> _DATA LISTING_

☆ ☆ ☆ ☆ ☆

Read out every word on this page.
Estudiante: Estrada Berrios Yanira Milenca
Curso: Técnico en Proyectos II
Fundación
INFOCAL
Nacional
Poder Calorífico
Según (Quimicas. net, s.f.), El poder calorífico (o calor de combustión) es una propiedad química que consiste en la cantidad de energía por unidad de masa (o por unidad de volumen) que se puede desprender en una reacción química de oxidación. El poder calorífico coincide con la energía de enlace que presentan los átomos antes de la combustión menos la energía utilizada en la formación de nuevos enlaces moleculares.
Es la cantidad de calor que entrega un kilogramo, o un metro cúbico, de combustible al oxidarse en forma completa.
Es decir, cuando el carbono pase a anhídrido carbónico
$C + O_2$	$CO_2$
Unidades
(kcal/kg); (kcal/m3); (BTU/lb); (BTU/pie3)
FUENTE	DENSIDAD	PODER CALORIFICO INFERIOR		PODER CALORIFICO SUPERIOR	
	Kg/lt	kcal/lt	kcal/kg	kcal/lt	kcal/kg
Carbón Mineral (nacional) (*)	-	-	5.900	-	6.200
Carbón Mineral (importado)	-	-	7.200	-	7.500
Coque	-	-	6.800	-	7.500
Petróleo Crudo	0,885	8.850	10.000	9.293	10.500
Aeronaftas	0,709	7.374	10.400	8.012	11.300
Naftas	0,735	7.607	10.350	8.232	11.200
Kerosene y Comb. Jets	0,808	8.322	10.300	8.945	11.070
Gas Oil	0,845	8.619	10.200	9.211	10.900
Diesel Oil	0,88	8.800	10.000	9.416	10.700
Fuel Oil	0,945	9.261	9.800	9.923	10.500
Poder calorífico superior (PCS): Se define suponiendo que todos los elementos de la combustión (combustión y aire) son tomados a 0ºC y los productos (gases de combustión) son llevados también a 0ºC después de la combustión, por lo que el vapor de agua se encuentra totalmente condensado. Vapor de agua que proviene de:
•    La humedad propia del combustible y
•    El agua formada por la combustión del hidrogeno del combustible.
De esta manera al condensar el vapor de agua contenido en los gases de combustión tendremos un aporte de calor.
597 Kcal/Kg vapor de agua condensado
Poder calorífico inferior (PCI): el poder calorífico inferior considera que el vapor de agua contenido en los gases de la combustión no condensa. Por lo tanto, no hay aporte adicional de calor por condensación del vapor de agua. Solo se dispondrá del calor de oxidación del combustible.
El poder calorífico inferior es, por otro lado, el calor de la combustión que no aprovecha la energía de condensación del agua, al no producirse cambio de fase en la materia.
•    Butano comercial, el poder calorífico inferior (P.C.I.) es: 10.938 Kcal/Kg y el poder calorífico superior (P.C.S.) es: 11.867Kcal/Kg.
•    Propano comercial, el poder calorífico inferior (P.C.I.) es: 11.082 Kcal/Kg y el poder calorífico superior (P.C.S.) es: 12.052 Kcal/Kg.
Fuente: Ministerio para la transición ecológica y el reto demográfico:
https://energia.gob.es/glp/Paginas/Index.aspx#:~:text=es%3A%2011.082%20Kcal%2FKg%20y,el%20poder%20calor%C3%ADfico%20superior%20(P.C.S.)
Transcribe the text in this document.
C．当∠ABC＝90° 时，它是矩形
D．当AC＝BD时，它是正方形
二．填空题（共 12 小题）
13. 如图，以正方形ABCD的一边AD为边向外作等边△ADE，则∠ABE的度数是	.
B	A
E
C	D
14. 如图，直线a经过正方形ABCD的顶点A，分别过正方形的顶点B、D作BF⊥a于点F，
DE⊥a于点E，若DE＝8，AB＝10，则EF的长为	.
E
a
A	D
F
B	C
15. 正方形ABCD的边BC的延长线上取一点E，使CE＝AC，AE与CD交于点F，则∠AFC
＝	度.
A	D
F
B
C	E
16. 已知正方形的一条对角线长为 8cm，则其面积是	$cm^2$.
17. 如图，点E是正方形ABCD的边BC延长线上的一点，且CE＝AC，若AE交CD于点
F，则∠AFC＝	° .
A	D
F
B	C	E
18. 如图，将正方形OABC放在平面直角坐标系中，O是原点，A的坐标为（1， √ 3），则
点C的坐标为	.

☆ ☆ ☆ ☆ ☆

> _AIM OF THE TASK_
Copy only the stretch running from the line containing "Transcribe the text in this document." to the final line of the entries, both ends included, exactly as it stands.

> _RESPONSE FOR THIS EXERCISE_
Transcribe the text in this document.
C．当∠ABC＝90° 时，它是矩形
D．当AC＝BD时，它是正方形
二．填空题（共 12 小题）
13. 如图，以正方形ABCD的一边AD为边向外作等边△ADE，则∠ABE的度数是	.
B	A
E
C	D
14. 如图，直线a经过正方形ABCD的顶点A，分别过正方形的顶点B、D作BF⊥a于点F，
DE⊥a于点E，若DE＝8，AB＝10，则EF的长为	.
E
a
A	D
F
B	C
15. 正方形ABCD的边BC的延长线上取一点E，使CE＝AC，AE与CD交于点F，则∠AFC
＝	度.
A	D
F
B
C	E
16. 已知正方形的一条对角线长为 8cm，则其面积是	$cm^2$.
17. 如图，点E是正方形ABCD的边BC延长线上的一点，且CE＝AC，若AE交CD于点
F，则∠AFC＝	° .
A	D
F
B	C	E
18. 如图，将正方形OABC放在平面直角坐标系中，O是原点，A的坐标为（1， √ 3），则
点C的坐标为	.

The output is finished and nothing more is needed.